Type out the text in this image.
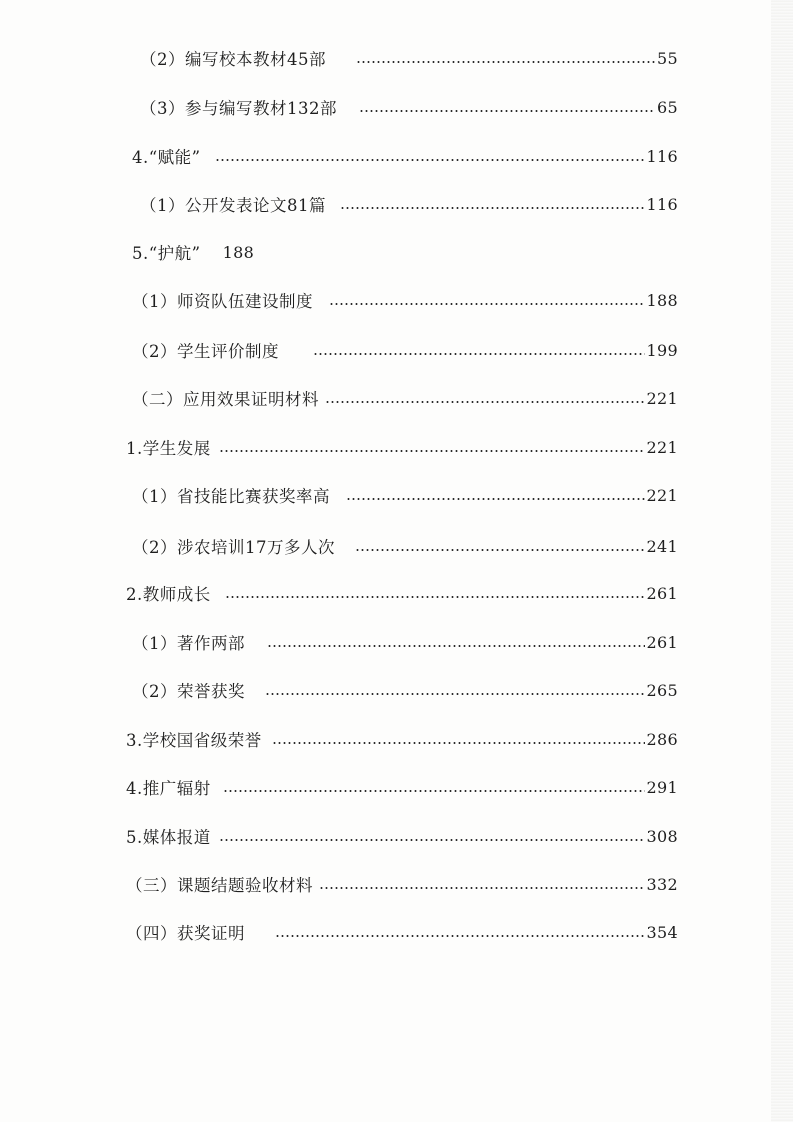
（2）编写校本教材45部	55
（3）参与编写教材132部	65
4.“赋能”	116
（1）公开发表论文81篇	116
5.“护航” 188
（1）师资队伍建设制度	188
（2）学生评价制度	199
（二）应用效果证明材料	221
1.学生发展	221
（1）省技能比赛获奖率高	221
（2）涉农培训17万多人次	241
2.教师成长	261
（1）著作两部	261
（2）荣誉获奖	265
3.学校国省级荣誉	286
4.推广辐射	291
5.媒体报道	308
（三）课题结题验收材料	332
（四）获奖证明	354
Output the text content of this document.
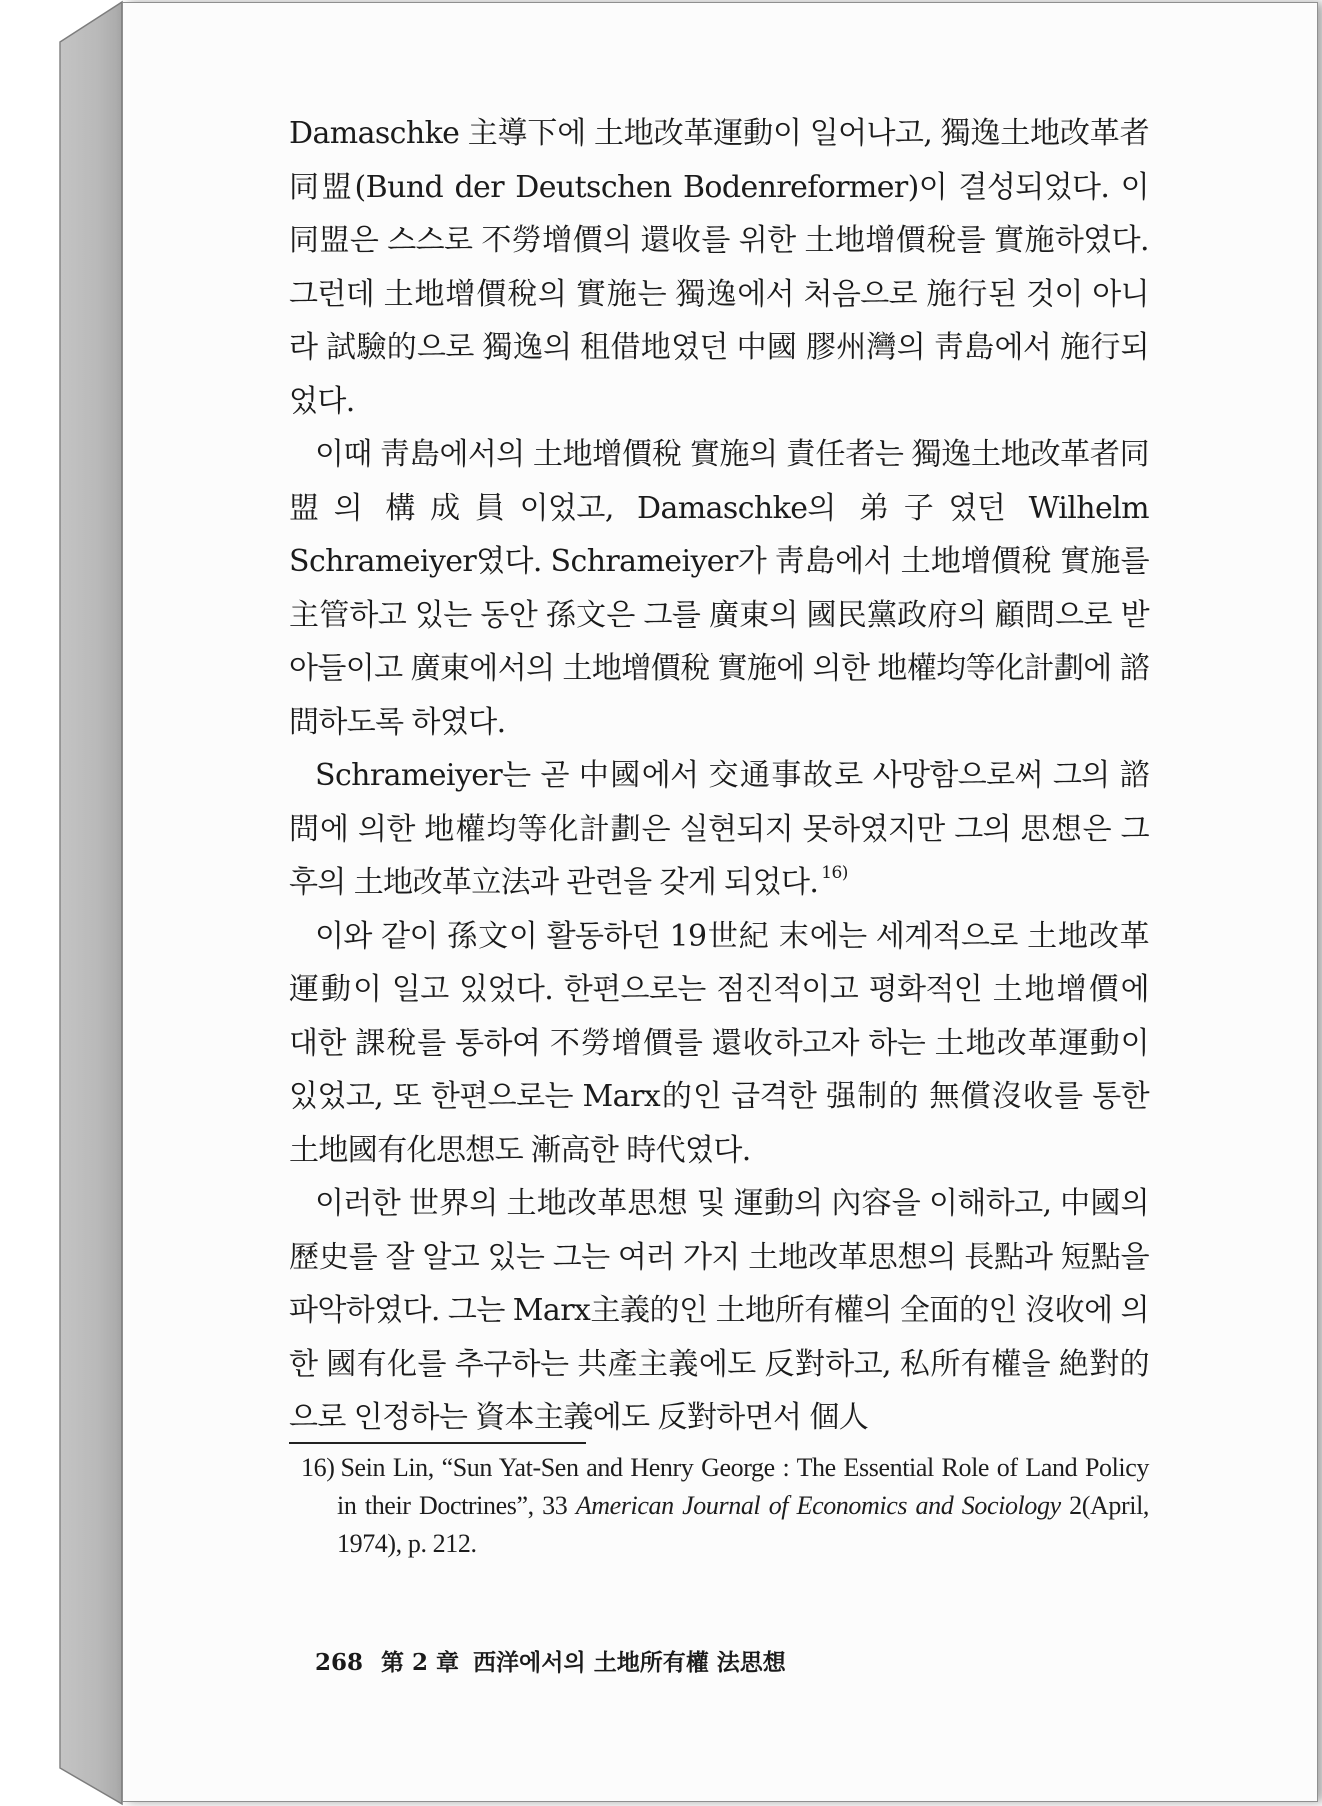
Damaschke 主導下에 土地改革運動이 일어나고, 獨逸土地改革者同盟(Bund der Deutschen Bodenreformer)이 결성되었다. 이 同盟은 스스로 不勞增價의 還收를 위한 土地增價稅를 實施하였다. 그런데 土地增價稅의 實施는 獨逸에서 처음으로 施行된 것이 아니라 試驗的으로 獨逸의 租借地였던 中國 膠州灣의 靑島에서 施行되었다.

이때 靑島에서의 土地增價稅 實施의 責任者는 獨逸土地改革者同盟의 構成員이었고, Damaschke의 弟子였던 Wilhelm Schrameiyer였다. Schrameiyer가 靑島에서 土地增價稅 實施를 主管하고 있는 동안 孫文은 그를 廣東의 國民黨政府의 顧問으로 받아들이고 廣東에서의 土地增價稅 實施에 의한 地權均等化計劃에 諮問하도록 하였다.

Schrameiyer는 곧 中國에서 交通事故로 사망함으로써 그의 諮問에 의한 地權均等化計劃은 실현되지 못하였지만 그의 思想은 그후의 土地改革立法과 관련을 갖게 되었다. $^{16)}$

이와 같이 孫文이 활동하던 19世紀 末에는 세계적으로 土地改革運動이 일고 있었다. 한편으로는 점진적이고 평화적인 土地增價에 대한 課稅를 통하여 不勞增價를 還收하고자 하는 土地改革運動이 있었고, 또 한편으로는 Marx的인 급격한 强制的 無償沒收를 통한 土地國有化思想도 漸高한 時代였다.

이러한 世界의 土地改革思想 및 運動의 內容을 이해하고, 中國의 歷史를 잘 알고 있는 그는 여러 가지 土地改革思想의 長點과 短點을 파악하였다. 그는 Marx主義的인 土地所有權의 全面的인 沒收에 의한 國有化를 추구하는 共產主義에도 反對하고, 私所有權을 絶對的으로 인정하는 資本主義에도 反對하면서 個人

16) Sein Lin, “Sun Yat-Sen and Henry George : The Essential Role of Land Policy in their Doctrines”, 33 American Journal of Economics and Sociology 2(April, 1974), p. 212.
268 第 2 章 西洋에서의 土地所有權 法思想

### PROBLEM DESCRIPTION
Find the line containing "Output the text content of this document." in the listing above. Please restate word for word that line through the last one, leaving out the pictures.

### FINAL RESULT
Output the text content of this document.
Damaschke 主導下에 土地改革運動이 일어나고, 獨逸土地改革者同盟(Bund der Deutschen Bodenreformer)이 결성되었다. 이 同盟은 스스로 不勞增價의 還收를 위한 土地增價稅를 實施하였다. 그런데 土地增價稅의 實施는 獨逸에서 처음으로 施行된 것이 아니라 試驗的으로 獨逸의 租借地였던 中國 膠州灣의 靑島에서 施行되었다.

이때 靑島에서의 土地增價稅 實施의 責任者는 獨逸土地改革者同盟의 構成員이었고, Damaschke의 弟子였던 Wilhelm Schrameiyer였다. Schrameiyer가 靑島에서 土地增價稅 實施를 主管하고 있는 동안 孫文은 그를 廣東의 國民黨政府의 顧問으로 받아들이고 廣東에서의 土地增價稅 實施에 의한 地權均等化計劃에 諮問하도록 하였다.

Schrameiyer는 곧 中國에서 交通事故로 사망함으로써 그의 諮問에 의한 地權均等化計劃은 실현되지 못하였지만 그의 思想은 그후의 土地改革立法과 관련을 갖게 되었다. $^{16)}$

이와 같이 孫文이 활동하던 19世紀 末에는 세계적으로 土地改革運動이 일고 있었다. 한편으로는 점진적이고 평화적인 土地增價에 대한 課稅를 통하여 不勞增價를 還收하고자 하는 土地改革運動이 있었고, 또 한편으로는 Marx的인 급격한 强制的 無償沒收를 통한 土地國有化思想도 漸高한 時代였다.

이러한 世界의 土地改革思想 및 運動의 內容을 이해하고, 中國의 歷史를 잘 알고 있는 그는 여러 가지 土地改革思想의 長點과 短點을 파악하였다. 그는 Marx主義的인 土地所有權의 全面的인 沒收에 의한 國有化를 추구하는 共產主義에도 反對하고, 私所有權을 絶對的으로 인정하는 資本主義에도 反對하면서 個人

16) Sein Lin, “Sun Yat-Sen and Henry George : The Essential Role of Land Policy in their Doctrines”, 33 American Journal of Economics and Sociology 2(April, 1974), p. 212.
268 第 2 章 西洋에서의 土地所有權 法思想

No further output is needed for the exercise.